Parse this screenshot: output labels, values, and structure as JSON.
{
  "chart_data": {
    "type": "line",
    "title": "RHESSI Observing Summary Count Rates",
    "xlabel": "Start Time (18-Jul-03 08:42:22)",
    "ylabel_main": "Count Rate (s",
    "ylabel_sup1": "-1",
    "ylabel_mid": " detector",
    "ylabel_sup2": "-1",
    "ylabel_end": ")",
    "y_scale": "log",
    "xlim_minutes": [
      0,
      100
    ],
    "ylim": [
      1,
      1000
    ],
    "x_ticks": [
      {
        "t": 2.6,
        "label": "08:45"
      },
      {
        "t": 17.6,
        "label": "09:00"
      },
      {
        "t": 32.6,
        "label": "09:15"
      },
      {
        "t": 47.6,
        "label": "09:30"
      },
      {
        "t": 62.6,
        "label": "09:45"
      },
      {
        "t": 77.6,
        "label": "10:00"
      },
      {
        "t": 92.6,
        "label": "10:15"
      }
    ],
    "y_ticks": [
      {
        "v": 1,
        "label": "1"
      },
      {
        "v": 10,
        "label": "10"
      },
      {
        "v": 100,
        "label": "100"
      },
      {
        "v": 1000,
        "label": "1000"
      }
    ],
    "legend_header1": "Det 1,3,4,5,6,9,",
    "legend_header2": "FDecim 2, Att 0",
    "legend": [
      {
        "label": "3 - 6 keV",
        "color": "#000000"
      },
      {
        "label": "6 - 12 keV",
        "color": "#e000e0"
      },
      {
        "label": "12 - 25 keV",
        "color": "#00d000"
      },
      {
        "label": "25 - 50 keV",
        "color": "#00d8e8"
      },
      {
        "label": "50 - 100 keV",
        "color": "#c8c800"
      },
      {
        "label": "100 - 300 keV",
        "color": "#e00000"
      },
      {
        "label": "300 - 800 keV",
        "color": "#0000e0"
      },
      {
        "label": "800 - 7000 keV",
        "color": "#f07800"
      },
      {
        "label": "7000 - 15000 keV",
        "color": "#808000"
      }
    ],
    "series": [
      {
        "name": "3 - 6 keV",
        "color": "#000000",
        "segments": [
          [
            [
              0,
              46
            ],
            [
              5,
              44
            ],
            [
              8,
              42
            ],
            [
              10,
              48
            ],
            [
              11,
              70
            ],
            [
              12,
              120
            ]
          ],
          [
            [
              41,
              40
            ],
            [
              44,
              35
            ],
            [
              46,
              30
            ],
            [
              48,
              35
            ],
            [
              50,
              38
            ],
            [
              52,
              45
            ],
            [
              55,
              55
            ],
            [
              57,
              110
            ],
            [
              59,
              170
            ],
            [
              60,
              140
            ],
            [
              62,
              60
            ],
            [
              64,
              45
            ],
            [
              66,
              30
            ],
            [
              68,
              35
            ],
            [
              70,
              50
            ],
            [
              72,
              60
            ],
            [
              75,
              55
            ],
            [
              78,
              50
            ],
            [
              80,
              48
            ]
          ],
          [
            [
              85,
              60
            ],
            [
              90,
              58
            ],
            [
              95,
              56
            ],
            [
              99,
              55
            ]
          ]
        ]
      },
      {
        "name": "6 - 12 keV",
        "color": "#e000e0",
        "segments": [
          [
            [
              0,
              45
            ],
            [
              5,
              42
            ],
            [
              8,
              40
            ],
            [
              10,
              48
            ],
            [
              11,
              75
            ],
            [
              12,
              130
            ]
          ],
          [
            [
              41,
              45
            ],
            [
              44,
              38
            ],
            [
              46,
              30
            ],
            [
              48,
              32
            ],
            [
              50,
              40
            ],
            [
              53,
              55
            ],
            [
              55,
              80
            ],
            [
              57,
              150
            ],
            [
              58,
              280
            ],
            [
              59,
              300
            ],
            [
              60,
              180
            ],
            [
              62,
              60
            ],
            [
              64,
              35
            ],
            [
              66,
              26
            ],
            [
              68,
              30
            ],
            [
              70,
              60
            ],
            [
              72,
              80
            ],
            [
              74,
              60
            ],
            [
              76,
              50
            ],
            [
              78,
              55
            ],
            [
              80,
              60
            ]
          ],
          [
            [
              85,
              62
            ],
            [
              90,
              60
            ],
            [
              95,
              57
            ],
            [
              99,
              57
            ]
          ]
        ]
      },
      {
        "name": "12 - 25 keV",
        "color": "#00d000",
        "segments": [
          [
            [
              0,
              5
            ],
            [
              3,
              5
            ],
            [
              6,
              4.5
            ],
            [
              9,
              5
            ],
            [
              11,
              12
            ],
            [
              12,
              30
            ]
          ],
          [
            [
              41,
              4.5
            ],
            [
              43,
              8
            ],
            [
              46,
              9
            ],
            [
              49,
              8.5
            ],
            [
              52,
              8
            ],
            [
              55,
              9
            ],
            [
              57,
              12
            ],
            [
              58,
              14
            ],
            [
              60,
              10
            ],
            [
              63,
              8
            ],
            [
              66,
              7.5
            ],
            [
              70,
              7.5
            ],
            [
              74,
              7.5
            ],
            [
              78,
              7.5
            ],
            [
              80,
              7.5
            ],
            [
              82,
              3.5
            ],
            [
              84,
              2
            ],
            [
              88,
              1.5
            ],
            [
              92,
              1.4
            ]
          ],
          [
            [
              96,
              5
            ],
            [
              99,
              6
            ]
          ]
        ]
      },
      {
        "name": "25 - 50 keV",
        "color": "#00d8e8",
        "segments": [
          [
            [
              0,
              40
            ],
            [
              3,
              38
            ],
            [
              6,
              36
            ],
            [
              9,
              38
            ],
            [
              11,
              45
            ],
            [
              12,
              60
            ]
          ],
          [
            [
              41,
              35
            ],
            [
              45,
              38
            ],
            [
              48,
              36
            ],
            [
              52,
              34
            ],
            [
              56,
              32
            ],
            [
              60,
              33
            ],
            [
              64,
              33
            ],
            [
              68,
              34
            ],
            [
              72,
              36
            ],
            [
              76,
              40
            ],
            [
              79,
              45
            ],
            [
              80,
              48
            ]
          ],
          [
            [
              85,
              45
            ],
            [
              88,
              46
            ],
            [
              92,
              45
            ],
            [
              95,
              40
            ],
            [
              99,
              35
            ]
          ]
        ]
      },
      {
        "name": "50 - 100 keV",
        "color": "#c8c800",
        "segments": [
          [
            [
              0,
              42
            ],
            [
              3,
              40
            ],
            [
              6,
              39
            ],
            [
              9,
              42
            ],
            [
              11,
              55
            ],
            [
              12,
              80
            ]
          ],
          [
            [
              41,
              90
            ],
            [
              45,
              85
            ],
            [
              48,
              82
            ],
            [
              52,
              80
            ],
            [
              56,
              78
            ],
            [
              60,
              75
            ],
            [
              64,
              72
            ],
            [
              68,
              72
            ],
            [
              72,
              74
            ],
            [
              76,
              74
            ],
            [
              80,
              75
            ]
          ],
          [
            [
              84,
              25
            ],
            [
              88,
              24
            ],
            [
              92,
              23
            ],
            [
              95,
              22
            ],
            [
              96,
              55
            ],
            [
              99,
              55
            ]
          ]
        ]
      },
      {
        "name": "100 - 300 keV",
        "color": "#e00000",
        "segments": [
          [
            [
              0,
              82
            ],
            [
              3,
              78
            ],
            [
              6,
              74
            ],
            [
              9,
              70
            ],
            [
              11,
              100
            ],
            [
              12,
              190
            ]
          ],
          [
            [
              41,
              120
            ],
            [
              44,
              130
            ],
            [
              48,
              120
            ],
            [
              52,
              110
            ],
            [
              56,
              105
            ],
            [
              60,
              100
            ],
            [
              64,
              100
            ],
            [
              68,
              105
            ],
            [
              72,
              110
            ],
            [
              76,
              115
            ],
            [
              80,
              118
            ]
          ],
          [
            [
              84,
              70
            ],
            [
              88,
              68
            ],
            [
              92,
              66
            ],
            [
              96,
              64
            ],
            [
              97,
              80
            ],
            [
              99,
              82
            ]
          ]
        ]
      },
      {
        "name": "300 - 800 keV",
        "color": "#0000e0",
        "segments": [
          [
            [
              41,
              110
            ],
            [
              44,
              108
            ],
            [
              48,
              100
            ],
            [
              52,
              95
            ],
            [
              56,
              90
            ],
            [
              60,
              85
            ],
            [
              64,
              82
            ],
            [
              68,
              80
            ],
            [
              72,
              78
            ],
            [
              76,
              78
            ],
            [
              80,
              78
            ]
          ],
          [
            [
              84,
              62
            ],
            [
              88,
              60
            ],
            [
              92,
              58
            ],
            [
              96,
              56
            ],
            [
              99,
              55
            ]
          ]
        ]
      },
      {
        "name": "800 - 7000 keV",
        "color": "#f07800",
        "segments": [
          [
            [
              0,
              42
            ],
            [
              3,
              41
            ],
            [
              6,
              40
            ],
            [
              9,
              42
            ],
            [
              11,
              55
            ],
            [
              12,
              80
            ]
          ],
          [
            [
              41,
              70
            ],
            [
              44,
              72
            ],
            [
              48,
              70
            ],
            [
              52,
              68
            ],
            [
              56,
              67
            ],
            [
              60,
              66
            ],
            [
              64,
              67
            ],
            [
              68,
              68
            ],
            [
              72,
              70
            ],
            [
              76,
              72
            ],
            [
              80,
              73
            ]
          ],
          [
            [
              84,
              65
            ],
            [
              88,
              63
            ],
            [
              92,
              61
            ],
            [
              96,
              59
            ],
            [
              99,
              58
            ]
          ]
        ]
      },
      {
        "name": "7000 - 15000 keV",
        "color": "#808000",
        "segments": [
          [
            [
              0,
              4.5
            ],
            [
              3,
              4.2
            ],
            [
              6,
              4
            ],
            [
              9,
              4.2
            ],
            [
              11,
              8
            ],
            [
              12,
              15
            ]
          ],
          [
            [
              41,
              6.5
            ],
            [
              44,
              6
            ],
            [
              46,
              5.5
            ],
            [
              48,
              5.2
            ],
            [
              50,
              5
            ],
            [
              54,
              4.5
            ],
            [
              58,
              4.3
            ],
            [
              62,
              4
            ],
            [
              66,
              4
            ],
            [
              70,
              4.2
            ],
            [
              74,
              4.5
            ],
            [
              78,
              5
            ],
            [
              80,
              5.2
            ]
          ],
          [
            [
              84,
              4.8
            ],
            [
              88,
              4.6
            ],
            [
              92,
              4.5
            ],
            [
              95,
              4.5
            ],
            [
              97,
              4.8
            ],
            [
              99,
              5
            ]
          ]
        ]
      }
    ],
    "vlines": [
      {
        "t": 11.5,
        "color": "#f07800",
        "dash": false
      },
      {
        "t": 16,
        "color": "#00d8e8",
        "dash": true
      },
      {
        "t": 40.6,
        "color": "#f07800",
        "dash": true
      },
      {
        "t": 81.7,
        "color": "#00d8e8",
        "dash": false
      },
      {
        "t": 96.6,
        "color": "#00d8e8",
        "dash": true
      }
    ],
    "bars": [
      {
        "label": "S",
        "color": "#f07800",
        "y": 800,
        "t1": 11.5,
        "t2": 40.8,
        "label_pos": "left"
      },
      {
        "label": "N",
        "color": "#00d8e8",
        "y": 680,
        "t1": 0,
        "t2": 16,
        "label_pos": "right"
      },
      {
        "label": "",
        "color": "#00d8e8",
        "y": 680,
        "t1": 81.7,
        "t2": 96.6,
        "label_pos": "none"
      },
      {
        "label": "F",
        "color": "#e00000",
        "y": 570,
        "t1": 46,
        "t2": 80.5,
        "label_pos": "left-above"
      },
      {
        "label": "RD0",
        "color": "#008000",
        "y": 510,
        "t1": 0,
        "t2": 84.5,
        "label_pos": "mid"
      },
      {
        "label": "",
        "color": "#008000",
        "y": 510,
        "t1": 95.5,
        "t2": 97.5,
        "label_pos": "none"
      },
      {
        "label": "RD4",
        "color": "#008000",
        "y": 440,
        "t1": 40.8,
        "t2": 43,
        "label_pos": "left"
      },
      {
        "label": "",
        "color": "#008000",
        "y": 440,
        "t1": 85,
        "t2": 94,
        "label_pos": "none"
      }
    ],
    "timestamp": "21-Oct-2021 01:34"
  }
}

### REQUIREMENTS
Above are the entries; count how many of their lines contain the word "name" and give only that number.

### FINISHED ANSWER
9